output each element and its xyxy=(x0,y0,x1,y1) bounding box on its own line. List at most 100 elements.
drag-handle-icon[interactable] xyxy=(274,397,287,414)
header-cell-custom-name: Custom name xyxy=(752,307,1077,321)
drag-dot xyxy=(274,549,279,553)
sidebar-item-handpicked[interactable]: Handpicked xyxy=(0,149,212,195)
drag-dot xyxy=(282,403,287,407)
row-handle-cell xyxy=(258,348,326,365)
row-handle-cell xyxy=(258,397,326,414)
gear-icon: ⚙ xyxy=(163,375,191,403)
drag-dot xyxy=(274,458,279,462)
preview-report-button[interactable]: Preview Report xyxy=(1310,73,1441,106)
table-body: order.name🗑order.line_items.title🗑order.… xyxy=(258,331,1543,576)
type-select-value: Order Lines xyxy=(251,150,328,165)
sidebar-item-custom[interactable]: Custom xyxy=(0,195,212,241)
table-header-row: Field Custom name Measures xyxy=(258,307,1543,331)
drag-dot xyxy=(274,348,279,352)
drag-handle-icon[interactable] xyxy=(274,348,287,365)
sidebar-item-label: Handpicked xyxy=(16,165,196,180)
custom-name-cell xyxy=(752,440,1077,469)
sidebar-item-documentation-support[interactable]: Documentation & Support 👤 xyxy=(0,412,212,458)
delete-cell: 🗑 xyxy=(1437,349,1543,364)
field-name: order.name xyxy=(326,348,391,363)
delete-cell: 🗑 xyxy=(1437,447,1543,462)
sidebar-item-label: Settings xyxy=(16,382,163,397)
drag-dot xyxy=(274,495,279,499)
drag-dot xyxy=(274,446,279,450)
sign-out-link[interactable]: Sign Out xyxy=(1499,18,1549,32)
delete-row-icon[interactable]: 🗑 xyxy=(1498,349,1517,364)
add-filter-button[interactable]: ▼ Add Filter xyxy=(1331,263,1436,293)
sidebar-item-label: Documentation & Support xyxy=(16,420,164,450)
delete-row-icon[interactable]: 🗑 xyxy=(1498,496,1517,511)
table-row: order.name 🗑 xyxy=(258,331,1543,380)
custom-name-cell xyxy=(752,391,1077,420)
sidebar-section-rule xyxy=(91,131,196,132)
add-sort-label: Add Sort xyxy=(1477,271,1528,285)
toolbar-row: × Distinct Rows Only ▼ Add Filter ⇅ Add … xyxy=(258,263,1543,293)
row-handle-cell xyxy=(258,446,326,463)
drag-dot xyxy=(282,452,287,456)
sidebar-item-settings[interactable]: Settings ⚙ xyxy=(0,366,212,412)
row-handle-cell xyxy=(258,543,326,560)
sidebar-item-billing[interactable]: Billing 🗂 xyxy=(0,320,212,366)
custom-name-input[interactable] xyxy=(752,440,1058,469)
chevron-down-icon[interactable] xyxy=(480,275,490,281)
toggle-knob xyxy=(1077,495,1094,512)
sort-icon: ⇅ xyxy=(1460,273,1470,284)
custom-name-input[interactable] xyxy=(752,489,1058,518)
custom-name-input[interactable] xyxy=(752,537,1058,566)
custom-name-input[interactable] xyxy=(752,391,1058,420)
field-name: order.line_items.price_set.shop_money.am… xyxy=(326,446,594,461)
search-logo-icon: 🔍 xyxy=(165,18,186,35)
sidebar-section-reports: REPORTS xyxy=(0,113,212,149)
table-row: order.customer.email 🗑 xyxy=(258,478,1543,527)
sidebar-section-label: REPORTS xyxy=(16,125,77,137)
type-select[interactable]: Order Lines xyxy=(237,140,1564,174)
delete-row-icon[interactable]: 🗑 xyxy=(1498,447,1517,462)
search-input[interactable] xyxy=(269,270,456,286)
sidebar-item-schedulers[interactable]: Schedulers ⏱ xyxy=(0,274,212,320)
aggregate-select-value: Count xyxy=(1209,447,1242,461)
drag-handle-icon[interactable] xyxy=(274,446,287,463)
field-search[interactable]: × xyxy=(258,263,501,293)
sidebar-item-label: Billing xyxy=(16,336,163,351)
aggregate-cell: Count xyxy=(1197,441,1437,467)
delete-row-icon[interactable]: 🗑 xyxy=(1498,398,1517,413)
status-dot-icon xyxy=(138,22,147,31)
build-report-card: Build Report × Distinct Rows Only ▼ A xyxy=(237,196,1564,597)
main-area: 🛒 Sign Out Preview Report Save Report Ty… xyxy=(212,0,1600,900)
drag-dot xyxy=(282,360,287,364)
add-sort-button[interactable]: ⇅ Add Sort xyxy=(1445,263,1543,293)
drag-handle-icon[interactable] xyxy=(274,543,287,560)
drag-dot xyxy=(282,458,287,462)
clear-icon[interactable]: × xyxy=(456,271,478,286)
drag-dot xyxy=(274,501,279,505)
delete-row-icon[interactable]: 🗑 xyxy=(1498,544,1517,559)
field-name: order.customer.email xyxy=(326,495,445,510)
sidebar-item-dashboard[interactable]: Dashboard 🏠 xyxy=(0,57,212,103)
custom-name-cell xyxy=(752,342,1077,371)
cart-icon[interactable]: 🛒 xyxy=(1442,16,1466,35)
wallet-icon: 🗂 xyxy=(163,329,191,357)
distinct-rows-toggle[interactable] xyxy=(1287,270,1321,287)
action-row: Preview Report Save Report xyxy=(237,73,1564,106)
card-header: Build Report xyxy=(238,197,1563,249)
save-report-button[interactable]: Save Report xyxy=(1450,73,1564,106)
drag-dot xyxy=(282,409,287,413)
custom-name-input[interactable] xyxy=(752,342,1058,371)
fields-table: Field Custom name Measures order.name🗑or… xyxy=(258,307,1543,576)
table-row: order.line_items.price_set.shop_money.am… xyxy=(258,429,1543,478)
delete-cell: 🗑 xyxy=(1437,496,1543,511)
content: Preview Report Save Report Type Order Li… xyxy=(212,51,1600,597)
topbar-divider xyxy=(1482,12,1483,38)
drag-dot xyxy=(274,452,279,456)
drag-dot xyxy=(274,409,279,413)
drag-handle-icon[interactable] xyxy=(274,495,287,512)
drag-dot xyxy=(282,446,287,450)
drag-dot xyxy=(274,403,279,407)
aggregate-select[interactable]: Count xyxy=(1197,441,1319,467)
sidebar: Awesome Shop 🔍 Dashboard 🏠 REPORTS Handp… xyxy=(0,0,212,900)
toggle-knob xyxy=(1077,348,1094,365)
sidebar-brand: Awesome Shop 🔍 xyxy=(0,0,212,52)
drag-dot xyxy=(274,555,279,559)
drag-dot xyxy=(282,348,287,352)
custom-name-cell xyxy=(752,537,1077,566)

**Request**. Lay out the lines as a Markdown table with the columns Row and Line, starting at the first line of the items and ending at the line that contains "field-name: order.name xyxy=(326,348,391,363)". Number each row, and leave out blank lines.

**Result of the exercise**.
| Row | Line |
|---|---|
| 1 | output each element and its xyxy=(x0,y0,x1,y1) bounding box on its own line. List at most 100 elements. |
| 2 | drag-handle-icon[interactable] xyxy=(274,397,287,414) |
| 3 | header-cell-custom-name: Custom name xyxy=(752,307,1077,321) |
| 4 | drag-dot xyxy=(274,549,279,553) |
| 5 | sidebar-item-handpicked[interactable]: Handpicked xyxy=(0,149,212,195) |
| 6 | drag-dot xyxy=(282,403,287,407) |
| 7 | row-handle-cell xyxy=(258,348,326,365) |
| 8 | row-handle-cell xyxy=(258,397,326,414) |
| 9 | gear-icon: ⚙ xyxy=(163,375,191,403) |
| 10 | drag-dot xyxy=(274,458,279,462) |
| 11 | preview-report-button[interactable]: Preview Report xyxy=(1310,73,1441,106) |
| 12 | table-body: order.name🗑order.line_items.title🗑order.… xyxy=(258,331,1543,576) |
| 13 | type-select-value: Order Lines xyxy=(251,150,328,165) |
| 14 | sidebar-item-custom[interactable]: Custom xyxy=(0,195,212,241) |
| 15 | table-header-row: Field Custom name Measures xyxy=(258,307,1543,331) |
| 16 | drag-dot xyxy=(274,348,279,352) |
| 17 | drag-handle-icon[interactable] xyxy=(274,348,287,365) |
| 18 | sidebar-item-label: Handpicked xyxy=(16,165,196,180) |
| 19 | custom-name-cell xyxy=(752,440,1077,469) |
| 20 | sidebar-item-documentation-support[interactable]: Documentation & Support 👤 xyxy=(0,412,212,458) |
| 21 | delete-cell: 🗑 xyxy=(1437,349,1543,364) |
| 22 | field-name: order.name xyxy=(326,348,391,363) |